* **Goal**
Retype the listing that follows, word for word.

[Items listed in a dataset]
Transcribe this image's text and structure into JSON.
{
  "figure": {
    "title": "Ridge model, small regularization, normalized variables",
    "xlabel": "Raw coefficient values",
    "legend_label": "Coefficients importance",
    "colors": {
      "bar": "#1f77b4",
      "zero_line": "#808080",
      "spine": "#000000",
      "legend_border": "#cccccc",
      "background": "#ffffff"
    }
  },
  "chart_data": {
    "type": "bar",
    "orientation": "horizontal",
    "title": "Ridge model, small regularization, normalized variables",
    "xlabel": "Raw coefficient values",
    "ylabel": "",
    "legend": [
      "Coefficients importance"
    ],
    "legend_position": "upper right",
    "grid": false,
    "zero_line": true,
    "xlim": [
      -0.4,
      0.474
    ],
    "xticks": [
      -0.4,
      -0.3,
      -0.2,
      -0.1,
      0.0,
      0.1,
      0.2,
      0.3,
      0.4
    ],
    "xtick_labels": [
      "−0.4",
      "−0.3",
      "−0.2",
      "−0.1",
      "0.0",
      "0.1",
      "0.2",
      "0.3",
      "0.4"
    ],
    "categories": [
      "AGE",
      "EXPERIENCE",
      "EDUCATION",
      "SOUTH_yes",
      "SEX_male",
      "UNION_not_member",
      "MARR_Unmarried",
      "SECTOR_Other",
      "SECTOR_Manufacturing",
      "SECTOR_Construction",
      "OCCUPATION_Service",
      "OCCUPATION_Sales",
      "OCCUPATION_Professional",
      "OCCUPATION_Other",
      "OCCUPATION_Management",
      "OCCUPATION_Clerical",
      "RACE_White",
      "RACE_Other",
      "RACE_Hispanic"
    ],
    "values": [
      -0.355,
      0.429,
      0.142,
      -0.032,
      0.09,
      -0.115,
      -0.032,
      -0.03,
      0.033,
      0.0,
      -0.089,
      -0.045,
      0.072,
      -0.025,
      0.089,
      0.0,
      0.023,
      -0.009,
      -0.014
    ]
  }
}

* **The response**
Transcribe this image's text and structure into JSON.
{
  "figure": {
    "title": "Ridge model, small regularization, normalized variables",
    "xlabel": "Raw coefficient values",
    "legend_label": "Coefficients importance",
    "colors": {
      "bar": "#1f77b4",
      "zero_line": "#808080",
      "spine": "#000000",
      "legend_border": "#cccccc",
      "background": "#ffffff"
    }
  },
  "chart_data": {
    "type": "bar",
    "orientation": "horizontal",
    "title": "Ridge model, small regularization, normalized variables",
    "xlabel": "Raw coefficient values",
    "ylabel": "",
    "legend": [
      "Coefficients importance"
    ],
    "legend_position": "upper right",
    "grid": false,
    "zero_line": true,
    "xlim": [
      -0.4,
      0.474
    ],
    "xticks": [
      -0.4,
      -0.3,
      -0.2,
      -0.1,
      0.0,
      0.1,
      0.2,
      0.3,
      0.4
    ],
    "xtick_labels": [
      "−0.4",
      "−0.3",
      "−0.2",
      "−0.1",
      "0.0",
      "0.1",
      "0.2",
      "0.3",
      "0.4"
    ],
    "categories": [
      "AGE",
      "EXPERIENCE",
      "EDUCATION",
      "SOUTH_yes",
      "SEX_male",
      "UNION_not_member",
      "MARR_Unmarried",
      "SECTOR_Other",
      "SECTOR_Manufacturing",
      "SECTOR_Construction",
      "OCCUPATION_Service",
      "OCCUPATION_Sales",
      "OCCUPATION_Professional",
      "OCCUPATION_Other",
      "OCCUPATION_Management",
      "OCCUPATION_Clerical",
      "RACE_White",
      "RACE_Other",
      "RACE_Hispanic"
    ],
    "values": [
      -0.355,
      0.429,
      0.142,
      -0.032,
      0.09,
      -0.115,
      -0.032,
      -0.03,
      0.033,
      0.0,
      -0.089,
      -0.045,
      0.072,
      -0.025,
      0.089,
      0.0,
      0.023,
      -0.009,
      -0.014
    ]
  }
}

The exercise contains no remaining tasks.